MATERIAL FOR THIS TASK —
• • • •

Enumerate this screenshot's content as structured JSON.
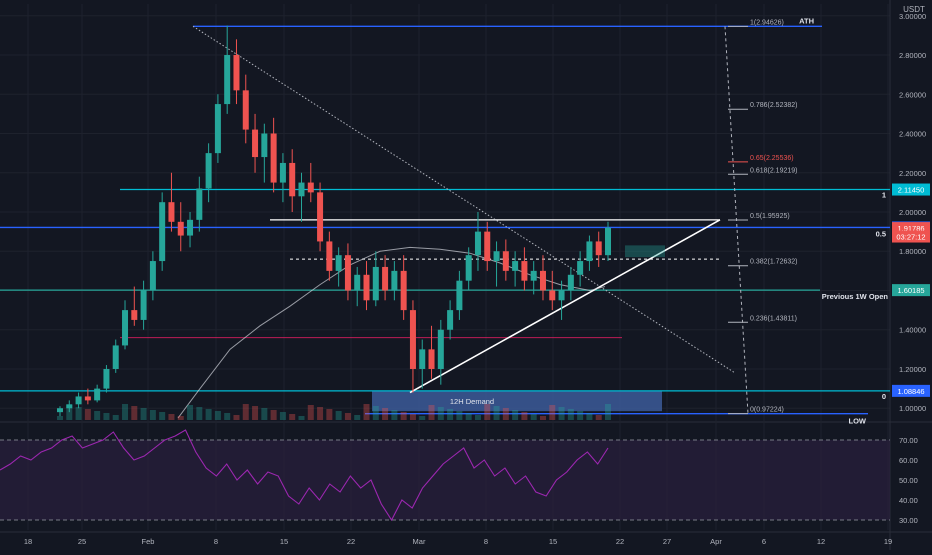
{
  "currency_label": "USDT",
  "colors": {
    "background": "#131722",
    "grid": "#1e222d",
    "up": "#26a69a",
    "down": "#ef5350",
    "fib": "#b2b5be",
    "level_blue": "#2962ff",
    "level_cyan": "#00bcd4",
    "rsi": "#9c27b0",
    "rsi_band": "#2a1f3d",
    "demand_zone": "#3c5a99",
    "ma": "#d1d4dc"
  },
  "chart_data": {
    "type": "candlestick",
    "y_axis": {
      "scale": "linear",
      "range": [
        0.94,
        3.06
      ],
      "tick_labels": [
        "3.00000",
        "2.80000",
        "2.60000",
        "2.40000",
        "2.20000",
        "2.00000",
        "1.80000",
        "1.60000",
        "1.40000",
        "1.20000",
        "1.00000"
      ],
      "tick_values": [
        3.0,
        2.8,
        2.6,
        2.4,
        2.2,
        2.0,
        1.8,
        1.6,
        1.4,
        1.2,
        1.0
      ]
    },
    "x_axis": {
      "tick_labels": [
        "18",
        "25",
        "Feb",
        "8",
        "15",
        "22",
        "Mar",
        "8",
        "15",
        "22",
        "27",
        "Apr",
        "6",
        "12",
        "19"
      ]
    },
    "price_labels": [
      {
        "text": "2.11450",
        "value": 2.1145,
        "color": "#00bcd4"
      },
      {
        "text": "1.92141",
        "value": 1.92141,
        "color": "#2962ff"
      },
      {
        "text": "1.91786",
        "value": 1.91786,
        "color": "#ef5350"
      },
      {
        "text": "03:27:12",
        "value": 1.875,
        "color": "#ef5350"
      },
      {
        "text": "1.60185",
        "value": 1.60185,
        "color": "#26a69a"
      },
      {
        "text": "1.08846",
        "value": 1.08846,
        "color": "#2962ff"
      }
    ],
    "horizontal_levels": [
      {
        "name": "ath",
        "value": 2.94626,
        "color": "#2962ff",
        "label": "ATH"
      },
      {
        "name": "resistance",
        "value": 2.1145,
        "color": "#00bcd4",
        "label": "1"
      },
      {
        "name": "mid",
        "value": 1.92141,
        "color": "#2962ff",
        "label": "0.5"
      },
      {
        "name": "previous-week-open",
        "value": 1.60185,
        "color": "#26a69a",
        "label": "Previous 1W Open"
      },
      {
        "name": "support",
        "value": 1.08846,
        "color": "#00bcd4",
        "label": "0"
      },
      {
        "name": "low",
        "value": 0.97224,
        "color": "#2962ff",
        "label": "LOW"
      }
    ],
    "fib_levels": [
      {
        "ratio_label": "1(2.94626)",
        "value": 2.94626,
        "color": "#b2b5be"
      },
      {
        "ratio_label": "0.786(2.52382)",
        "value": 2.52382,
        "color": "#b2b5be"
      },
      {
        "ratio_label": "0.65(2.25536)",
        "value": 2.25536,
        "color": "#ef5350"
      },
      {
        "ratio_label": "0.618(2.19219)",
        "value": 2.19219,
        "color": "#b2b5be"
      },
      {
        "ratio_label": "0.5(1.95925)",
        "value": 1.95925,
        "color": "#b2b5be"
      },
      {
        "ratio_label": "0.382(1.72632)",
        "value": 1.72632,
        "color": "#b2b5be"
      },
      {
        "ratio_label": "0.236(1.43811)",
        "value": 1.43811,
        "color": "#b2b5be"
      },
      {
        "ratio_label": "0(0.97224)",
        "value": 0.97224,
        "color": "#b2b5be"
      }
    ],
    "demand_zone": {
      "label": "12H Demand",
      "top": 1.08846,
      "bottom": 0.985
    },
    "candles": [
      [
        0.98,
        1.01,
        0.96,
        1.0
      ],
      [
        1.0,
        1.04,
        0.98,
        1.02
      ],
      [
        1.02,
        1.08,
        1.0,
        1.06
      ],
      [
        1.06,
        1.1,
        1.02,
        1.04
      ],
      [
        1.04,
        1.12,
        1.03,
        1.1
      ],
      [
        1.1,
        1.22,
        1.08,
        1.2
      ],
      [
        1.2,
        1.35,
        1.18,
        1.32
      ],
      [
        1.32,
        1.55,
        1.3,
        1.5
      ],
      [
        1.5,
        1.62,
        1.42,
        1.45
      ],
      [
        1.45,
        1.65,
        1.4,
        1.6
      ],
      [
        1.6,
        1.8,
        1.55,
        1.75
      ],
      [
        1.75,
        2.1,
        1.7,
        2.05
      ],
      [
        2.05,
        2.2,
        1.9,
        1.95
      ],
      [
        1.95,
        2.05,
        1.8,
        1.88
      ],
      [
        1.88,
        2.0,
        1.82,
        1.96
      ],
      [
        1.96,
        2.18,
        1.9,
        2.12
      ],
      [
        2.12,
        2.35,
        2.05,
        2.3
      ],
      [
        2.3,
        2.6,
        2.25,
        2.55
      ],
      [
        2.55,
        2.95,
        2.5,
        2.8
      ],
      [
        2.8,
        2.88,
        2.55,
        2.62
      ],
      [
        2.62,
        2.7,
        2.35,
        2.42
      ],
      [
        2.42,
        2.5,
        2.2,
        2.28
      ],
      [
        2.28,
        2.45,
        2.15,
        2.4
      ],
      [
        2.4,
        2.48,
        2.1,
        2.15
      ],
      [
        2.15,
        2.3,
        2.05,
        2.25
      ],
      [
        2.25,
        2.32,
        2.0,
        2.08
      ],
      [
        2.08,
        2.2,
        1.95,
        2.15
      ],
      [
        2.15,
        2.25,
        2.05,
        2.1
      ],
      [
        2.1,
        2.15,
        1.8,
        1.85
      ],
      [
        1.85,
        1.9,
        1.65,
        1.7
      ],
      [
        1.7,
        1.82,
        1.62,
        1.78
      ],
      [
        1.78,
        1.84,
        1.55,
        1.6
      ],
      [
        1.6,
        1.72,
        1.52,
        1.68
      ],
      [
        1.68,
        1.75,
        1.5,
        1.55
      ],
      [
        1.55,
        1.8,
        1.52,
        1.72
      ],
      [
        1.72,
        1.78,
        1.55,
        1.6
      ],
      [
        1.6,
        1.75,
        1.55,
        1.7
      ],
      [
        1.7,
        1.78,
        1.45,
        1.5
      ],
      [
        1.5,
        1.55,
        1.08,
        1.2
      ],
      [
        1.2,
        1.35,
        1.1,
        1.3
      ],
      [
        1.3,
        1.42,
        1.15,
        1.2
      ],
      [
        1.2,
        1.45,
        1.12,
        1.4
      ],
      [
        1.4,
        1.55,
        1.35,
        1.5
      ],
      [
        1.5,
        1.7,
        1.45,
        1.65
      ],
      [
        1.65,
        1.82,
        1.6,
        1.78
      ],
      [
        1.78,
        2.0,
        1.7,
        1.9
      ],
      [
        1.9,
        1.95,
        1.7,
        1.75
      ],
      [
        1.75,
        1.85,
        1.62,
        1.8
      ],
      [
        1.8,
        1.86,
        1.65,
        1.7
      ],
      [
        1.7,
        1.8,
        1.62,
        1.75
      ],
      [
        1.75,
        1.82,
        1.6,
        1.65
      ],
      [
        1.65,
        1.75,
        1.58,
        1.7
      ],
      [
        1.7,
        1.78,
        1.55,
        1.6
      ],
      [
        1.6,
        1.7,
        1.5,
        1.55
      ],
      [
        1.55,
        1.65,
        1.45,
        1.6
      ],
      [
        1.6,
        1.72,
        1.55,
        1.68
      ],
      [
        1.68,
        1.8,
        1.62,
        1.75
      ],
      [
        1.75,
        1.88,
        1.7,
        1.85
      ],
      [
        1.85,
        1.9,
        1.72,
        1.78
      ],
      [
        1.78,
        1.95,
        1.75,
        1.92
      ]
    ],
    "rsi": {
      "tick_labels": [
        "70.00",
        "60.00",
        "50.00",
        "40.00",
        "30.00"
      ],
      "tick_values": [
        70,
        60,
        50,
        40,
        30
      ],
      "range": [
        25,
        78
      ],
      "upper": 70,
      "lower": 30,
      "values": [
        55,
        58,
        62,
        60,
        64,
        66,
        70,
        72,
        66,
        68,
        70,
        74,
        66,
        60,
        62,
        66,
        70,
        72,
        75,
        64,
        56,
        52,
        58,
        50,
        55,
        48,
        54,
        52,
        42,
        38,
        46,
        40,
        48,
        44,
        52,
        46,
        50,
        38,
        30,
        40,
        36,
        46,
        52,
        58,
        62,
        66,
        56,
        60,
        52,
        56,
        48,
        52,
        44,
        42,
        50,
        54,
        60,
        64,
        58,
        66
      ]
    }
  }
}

• • • •

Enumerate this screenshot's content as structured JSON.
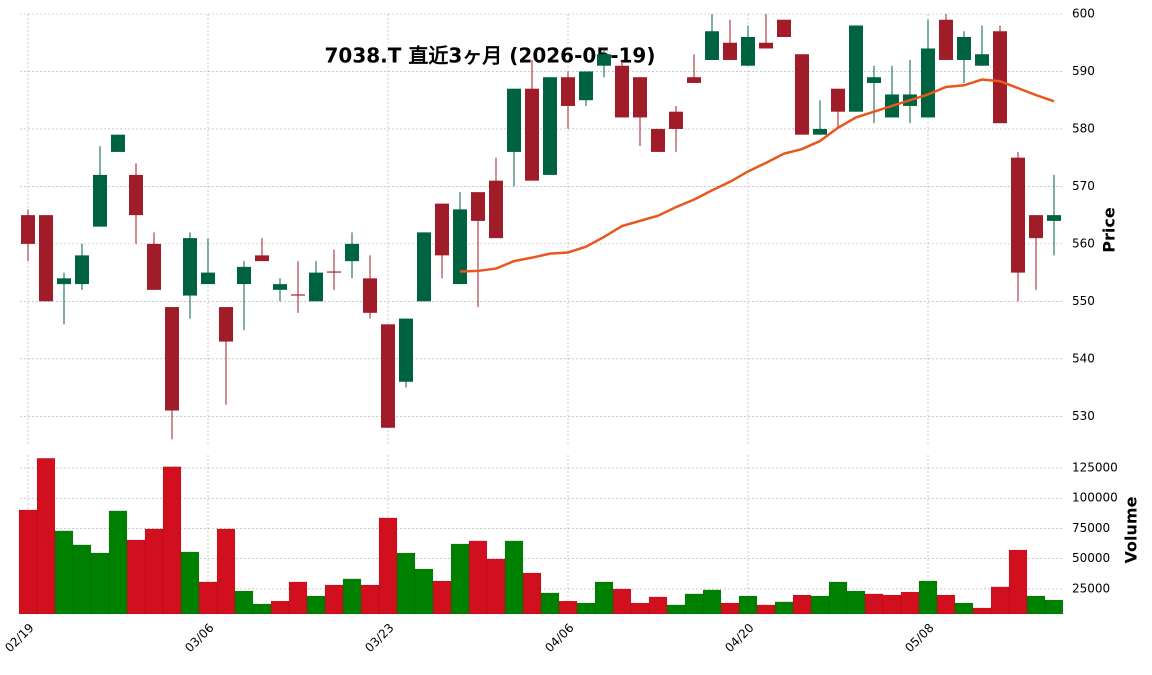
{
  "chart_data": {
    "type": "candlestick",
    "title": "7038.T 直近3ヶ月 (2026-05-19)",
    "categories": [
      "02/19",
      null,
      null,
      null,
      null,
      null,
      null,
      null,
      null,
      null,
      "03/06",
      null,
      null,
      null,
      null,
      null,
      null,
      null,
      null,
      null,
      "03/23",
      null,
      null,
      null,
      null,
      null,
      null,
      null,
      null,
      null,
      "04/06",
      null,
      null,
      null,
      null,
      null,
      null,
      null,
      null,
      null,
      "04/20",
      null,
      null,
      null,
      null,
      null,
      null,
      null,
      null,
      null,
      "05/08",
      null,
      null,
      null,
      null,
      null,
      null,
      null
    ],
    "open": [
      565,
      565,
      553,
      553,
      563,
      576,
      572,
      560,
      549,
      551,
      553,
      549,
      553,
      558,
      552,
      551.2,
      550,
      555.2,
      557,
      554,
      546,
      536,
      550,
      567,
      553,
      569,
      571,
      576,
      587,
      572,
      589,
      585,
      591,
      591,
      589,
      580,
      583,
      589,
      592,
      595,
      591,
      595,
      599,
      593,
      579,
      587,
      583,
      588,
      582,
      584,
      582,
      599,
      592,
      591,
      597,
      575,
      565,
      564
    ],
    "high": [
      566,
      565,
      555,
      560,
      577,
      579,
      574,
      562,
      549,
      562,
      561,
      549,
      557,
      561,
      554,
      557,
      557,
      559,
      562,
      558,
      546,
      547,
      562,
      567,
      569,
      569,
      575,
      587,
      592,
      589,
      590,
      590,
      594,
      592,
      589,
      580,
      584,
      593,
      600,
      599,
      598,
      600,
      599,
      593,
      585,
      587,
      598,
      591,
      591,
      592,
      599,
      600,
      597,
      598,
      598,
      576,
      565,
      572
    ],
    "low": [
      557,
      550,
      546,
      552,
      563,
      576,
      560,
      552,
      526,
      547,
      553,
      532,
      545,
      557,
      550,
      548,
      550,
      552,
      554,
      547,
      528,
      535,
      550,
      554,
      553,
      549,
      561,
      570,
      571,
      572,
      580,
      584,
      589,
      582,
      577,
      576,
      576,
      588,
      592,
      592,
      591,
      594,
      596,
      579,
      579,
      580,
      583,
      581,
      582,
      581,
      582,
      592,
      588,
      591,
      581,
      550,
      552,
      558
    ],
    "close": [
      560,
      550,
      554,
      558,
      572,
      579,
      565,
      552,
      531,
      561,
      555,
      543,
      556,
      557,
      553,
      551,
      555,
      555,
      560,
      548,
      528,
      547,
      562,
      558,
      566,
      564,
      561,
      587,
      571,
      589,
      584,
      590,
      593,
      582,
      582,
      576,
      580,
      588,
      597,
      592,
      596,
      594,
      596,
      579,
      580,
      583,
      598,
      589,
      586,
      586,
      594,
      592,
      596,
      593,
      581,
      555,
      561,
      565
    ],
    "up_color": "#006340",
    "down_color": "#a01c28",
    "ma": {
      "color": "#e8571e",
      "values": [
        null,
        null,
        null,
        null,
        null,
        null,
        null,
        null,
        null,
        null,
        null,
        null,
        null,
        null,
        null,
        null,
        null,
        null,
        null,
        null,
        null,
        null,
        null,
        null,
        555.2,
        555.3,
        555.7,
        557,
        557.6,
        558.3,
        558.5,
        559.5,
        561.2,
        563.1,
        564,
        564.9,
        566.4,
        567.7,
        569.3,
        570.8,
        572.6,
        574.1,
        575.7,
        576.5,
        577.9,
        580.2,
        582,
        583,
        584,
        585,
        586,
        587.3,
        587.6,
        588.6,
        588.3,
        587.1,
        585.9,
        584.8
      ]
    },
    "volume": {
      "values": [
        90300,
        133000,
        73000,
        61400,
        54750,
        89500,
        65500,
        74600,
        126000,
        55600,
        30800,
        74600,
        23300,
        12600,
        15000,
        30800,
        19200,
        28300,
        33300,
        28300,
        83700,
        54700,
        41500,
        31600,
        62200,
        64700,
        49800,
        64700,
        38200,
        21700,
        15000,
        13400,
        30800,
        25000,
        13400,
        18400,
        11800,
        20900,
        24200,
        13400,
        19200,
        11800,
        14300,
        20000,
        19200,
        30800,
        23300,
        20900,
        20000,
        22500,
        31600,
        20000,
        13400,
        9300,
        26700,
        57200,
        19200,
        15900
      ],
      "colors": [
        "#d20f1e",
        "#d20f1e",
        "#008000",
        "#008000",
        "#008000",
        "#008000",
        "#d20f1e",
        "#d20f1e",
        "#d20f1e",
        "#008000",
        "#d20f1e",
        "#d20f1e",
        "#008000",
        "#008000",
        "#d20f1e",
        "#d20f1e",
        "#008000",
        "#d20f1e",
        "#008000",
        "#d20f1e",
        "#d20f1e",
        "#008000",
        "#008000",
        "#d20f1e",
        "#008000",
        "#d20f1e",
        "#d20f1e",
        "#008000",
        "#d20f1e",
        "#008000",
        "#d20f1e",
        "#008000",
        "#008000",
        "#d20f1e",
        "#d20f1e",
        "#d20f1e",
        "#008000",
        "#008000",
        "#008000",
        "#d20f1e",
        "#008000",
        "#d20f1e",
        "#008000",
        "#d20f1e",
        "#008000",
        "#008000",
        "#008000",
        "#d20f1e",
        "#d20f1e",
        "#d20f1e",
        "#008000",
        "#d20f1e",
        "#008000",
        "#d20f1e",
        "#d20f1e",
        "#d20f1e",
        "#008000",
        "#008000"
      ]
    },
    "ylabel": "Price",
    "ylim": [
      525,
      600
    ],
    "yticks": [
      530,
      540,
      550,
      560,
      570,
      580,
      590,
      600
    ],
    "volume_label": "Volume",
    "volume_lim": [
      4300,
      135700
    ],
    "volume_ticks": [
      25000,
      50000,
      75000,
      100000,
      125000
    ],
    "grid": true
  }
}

• • • •

EXERCISE PROMPT — Wherever the string "text" appears in the entries above, list that line.

EXERCISE OUTPUT —
        "text": "2.11450",
        "text": "1.92141",
        "text": "1.91786",
        "text": "03:27:12",
        "text": "1.60185",
        "text": "1.08846",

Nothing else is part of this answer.